#### [WHAT NEEDS TO BE DONE]
Copy out the records precisely, omitting pictures.

─── DATASET RECORDS

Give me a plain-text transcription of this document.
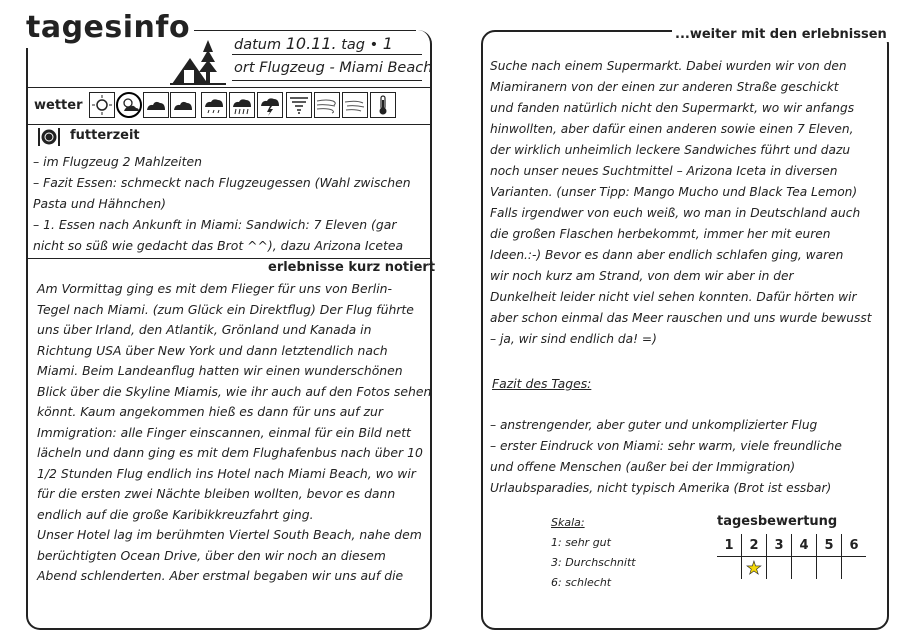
tagesinfo	datum 10.11. tag • 1
ort Flugzeug - Miami Beach
wetter
futterzeit
– im Flugzeug 2 Mahlzeiten
– Fazit Essen: schmeckt nach Flugzeugessen (Wahl zwischen
Pasta und Hähnchen)
– 1. Essen nach Ankunft in Miami: Sandwich: 7 Eleven (gar
nicht so süß wie gedacht das Brot ^^), dazu Arizona Icetea
erlebnisse kurz notiert
Am Vormittag ging es mit dem Flieger für uns von Berlin-
Tegel nach Miami. (zum Glück ein Direktflug) Der Flug führte
uns über Irland, den Atlantik, Grönland und Kanada in
Richtung USA über New York und dann letztendlich nach
Miami. Beim Landeanflug hatten wir einen wunderschönen
Blick über die Skyline Miamis, wie ihr auch auf den Fotos sehen
könnt. Kaum angekommen hieß es dann für uns auf zur
Immigration: alle Finger einscannen, einmal für ein Bild nett
lächeln und dann ging es mit dem Flughafenbus nach über 10
1/2 Stunden Flug endlich ins Hotel nach Miami Beach, wo wir
für die ersten zwei Nächte bleiben wollten, bevor es dann
endlich auf die große Karibikkreuzfahrt ging.
Unser Hotel lag im berühmten Viertel South Beach, nahe dem
berüchtigten Ocean Drive, über den wir noch an diesem
Abend schlenderten. Aber erstmal begaben wir uns auf die
...weiter mit den erlebnissen
Suche nach einem Supermarkt. Dabei wurden wir von den
Miamiranern von der einen zur anderen Straße geschickt
und fanden natürlich nicht den Supermarkt, wo wir anfangs
hinwollten, aber dafür einen anderen sowie einen 7 Eleven,
der wirklich unheimlich leckere Sandwiches führt und dazu
noch unser neues Suchtmittel – Arizona Iceta in diversen
Varianten. (unser Tipp: Mango Mucho und Black Tea Lemon)
Falls irgendwer von euch weiß, wo man in Deutschland auch
die großen Flaschen herbekommt, immer her mit euren
Ideen.:-) Bevor es dann aber endlich schlafen ging, waren
wir noch kurz am Strand, von dem wir aber in der
Dunkelheit leider nicht viel sehen konnten. Dafür hörten wir
aber schon einmal das Meer rauschen und uns wurde bewusst
– ja, wir sind endlich da! =)
Fazit des Tages:
– anstrengender, aber guter und unkomplizierter Flug
– erster Eindruck von Miami: sehr warm, viele freundliche
und offene Menschen (außer bei der Immigration)
Urlaubsparadies, nicht typisch Amerika (Brot ist essbar)
Skala:
1: sehr gut
3: Durchschnitt
6: schlecht
tagesbewertung
1	2	3	4	5	6
	★				
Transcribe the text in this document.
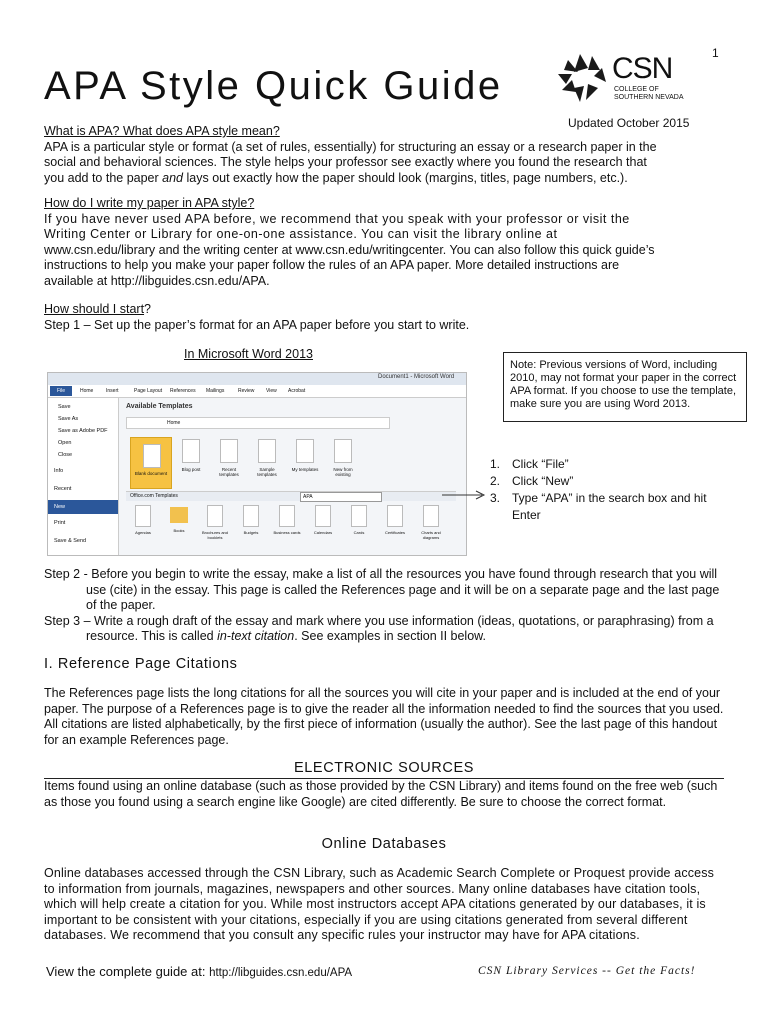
1
APA Style Quick Guide	CSN
COLLEGE OF
SOUTHERN NEVADA
Updated October 2015

What is APA? What does APA style mean?

APA is a particular style or format (a set of rules, essentially) for structuring an essay or a research paper in the

social and behavioral sciences. The style helps your professor see exactly where you found the research that

you add to the paper and lays out exactly how the paper should look (margins, titles, page numbers, etc.).

How do I write my paper in APA style?

If you have never used APA before, we recommend that you speak with your professor or visit the

Writing Center or Library for one-on-one assistance. You can visit the library online at

www.csn.edu/library and the writing center at www.csn.edu/writingcenter. You can also follow this quick guide’s

instructions to help you make your paper follow the rules of an APA paper. More detailed instructions are

available at http://libguides.csn.edu/APA.

How should I start?

Step 1 – Set up the paper’s format for an APA paper before you start to write.

In Microsoft Word 2013
Document1 - Microsoft Word
File	Home	Insert	Page Layout References Mailings	Review View Acrobat
Save
Save As
Save as Adobe PDF
Open
Close
Info
Recent
New
Print
Save & Send
Available Templates
Home
Blank document
Blog post	Recent templates
Sample templates
My templates	New from existing
Office.com Templates	APA
Agendas	Books	Brochures and booklets
Budgets	Business cards	Calendars	Cards	Certificates	Charts and diagrams
Note: Previous versions of Word, including 2010, may not format your paper in the correct APA format. If you choose to use the template, make sure you are using Word 2013.
1. Click “File”
2. Click “New”
3. Type “APA” in the search box and hit Enter

Step 2 - Before you begin to write the essay, make a list of all the resources you have found through research that you will use (cite) in the essay. This page is called the References page and it will be on a separate page and the last page of the paper.

Step 3 – Write a rough draft of the essay and mark where you use information (ideas, quotations, or paraphrasing) from a resource. This is called in-text citation. See examples in section II below.

I. Reference Page Citations

The References page lists the long citations for all the sources you will cite in your paper and is included at the end of your paper. The purpose of a References page is to give the reader all the information needed to find the sources that you used. All citations are listed alphabetically, by the first piece of information (usually the author). See the last page of this handout for an example References page.

ELECTRONIC SOURCES

Items found using an online database (such as those provided by the CSN Library) and items found on the free web (such as those you found using a search engine like Google) are cited differently. Be sure to choose the correct format.

Online Databases

Online databases accessed through the CSN Library, such as Academic Search Complete or Proquest provide access to information from journals, magazines, newspapers and other sources. Many online databases have citation tools, which will help create a citation for you. While most instructors accept APA citations generated by our databases, it is important to be consistent with your citations, especially if you are using citations generated from several different databases. We recommend that you consult any specific rules your instructor may have for APA citations.

View the complete guide at: http://libguides.csn.edu/APA	CSN Library Services -- Get the Facts!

──────

#### [THE RESULT]
Give me a plain-text transcription of this document.
tagesinfo	datum 10.11. tag • 1
ort Flugzeug - Miami Beach
wetter
futterzeit
– im Flugzeug 2 Mahlzeiten
– Fazit Essen: schmeckt nach Flugzeugessen (Wahl zwischen
Pasta und Hähnchen)
– 1. Essen nach Ankunft in Miami: Sandwich: 7 Eleven (gar
nicht so süß wie gedacht das Brot ^^), dazu Arizona Icetea
erlebnisse kurz notiert
Am Vormittag ging es mit dem Flieger für uns von Berlin-
Tegel nach Miami. (zum Glück ein Direktflug) Der Flug führte
uns über Irland, den Atlantik, Grönland und Kanada in
Richtung USA über New York und dann letztendlich nach
Miami. Beim Landeanflug hatten wir einen wunderschönen
Blick über die Skyline Miamis, wie ihr auch auf den Fotos sehen
könnt. Kaum angekommen hieß es dann für uns auf zur
Immigration: alle Finger einscannen, einmal für ein Bild nett
lächeln und dann ging es mit dem Flughafenbus nach über 10
1/2 Stunden Flug endlich ins Hotel nach Miami Beach, wo wir
für die ersten zwei Nächte bleiben wollten, bevor es dann
endlich auf die große Karibikkreuzfahrt ging.
Unser Hotel lag im berühmten Viertel South Beach, nahe dem
berüchtigten Ocean Drive, über den wir noch an diesem
Abend schlenderten. Aber erstmal begaben wir uns auf die
...weiter mit den erlebnissen
Suche nach einem Supermarkt. Dabei wurden wir von den
Miamiranern von der einen zur anderen Straße geschickt
und fanden natürlich nicht den Supermarkt, wo wir anfangs
hinwollten, aber dafür einen anderen sowie einen 7 Eleven,
der wirklich unheimlich leckere Sandwiches führt und dazu
noch unser neues Suchtmittel – Arizona Iceta in diversen
Varianten. (unser Tipp: Mango Mucho und Black Tea Lemon)
Falls irgendwer von euch weiß, wo man in Deutschland auch
die großen Flaschen herbekommt, immer her mit euren
Ideen.:-) Bevor es dann aber endlich schlafen ging, waren
wir noch kurz am Strand, von dem wir aber in der
Dunkelheit leider nicht viel sehen konnten. Dafür hörten wir
aber schon einmal das Meer rauschen und uns wurde bewusst
– ja, wir sind endlich da! =)
Fazit des Tages:
– anstrengender, aber guter und unkomplizierter Flug
– erster Eindruck von Miami: sehr warm, viele freundliche
und offene Menschen (außer bei der Immigration)
Urlaubsparadies, nicht typisch Amerika (Brot ist essbar)
Skala:
1: sehr gut
3: Durchschnitt
6: schlecht
tagesbewertung
1	2	3	4	5	6
	★				
Transcribe the text in this document.
1
APA Style Quick Guide	CSN
COLLEGE OF
SOUTHERN NEVADA
Updated October 2015

What is APA? What does APA style mean?

APA is a particular style or format (a set of rules, essentially) for structuring an essay or a research paper in the

social and behavioral sciences. The style helps your professor see exactly where you found the research that

you add to the paper and lays out exactly how the paper should look (margins, titles, page numbers, etc.).

How do I write my paper in APA style?

If you have never used APA before, we recommend that you speak with your professor or visit the

Writing Center or Library for one-on-one assistance. You can visit the library online at

www.csn.edu/library and the writing center at www.csn.edu/writingcenter. You can also follow this quick guide’s

instructions to help you make your paper follow the rules of an APA paper. More detailed instructions are

available at http://libguides.csn.edu/APA.

How should I start?

Step 1 – Set up the paper’s format for an APA paper before you start to write.

In Microsoft Word 2013
Document1 - Microsoft Word
File	Home	Insert	Page Layout References Mailings	Review View Acrobat
Save
Save As
Save as Adobe PDF
Open
Close
Info
Recent
New
Print
Save & Send
Available Templates
Home
Blank document
Blog post	Recent templates
Sample templates
My templates	New from existing
Office.com Templates	APA
Agendas	Books	Brochures and booklets
Budgets	Business cards	Calendars	Cards	Certificates	Charts and diagrams
Note: Previous versions of Word, including 2010, may not format your paper in the correct APA format. If you choose to use the template, make sure you are using Word 2013.
1. Click “File”
2. Click “New”
3. Type “APA” in the search box and hit Enter

Step 2 - Before you begin to write the essay, make a list of all the resources you have found through research that you will use (cite) in the essay. This page is called the References page and it will be on a separate page and the last page of the paper.

Step 3 – Write a rough draft of the essay and mark where you use information (ideas, quotations, or paraphrasing) from a resource. This is called in-text citation. See examples in section II below.

I. Reference Page Citations

The References page lists the long citations for all the sources you will cite in your paper and is included at the end of your paper. The purpose of a References page is to give the reader all the information needed to find the sources that you used. All citations are listed alphabetically, by the first piece of information (usually the author). See the last page of this handout for an example References page.

ELECTRONIC SOURCES

Items found using an online database (such as those provided by the CSN Library) and items found on the free web (such as those you found using a search engine like Google) are cited differently. Be sure to choose the correct format.

Online Databases

Online databases accessed through the CSN Library, such as Academic Search Complete or Proquest provide access to information from journals, magazines, newspapers and other sources. Many online databases have citation tools, which will help create a citation for you. While most instructors accept APA citations generated by our databases, it is important to be consistent with your citations, especially if you are using citations generated from several different databases. We recommend that you consult any specific rules your instructor may have for APA citations.

View the complete guide at: http://libguides.csn.edu/APA	CSN Library Services -- Get the Facts!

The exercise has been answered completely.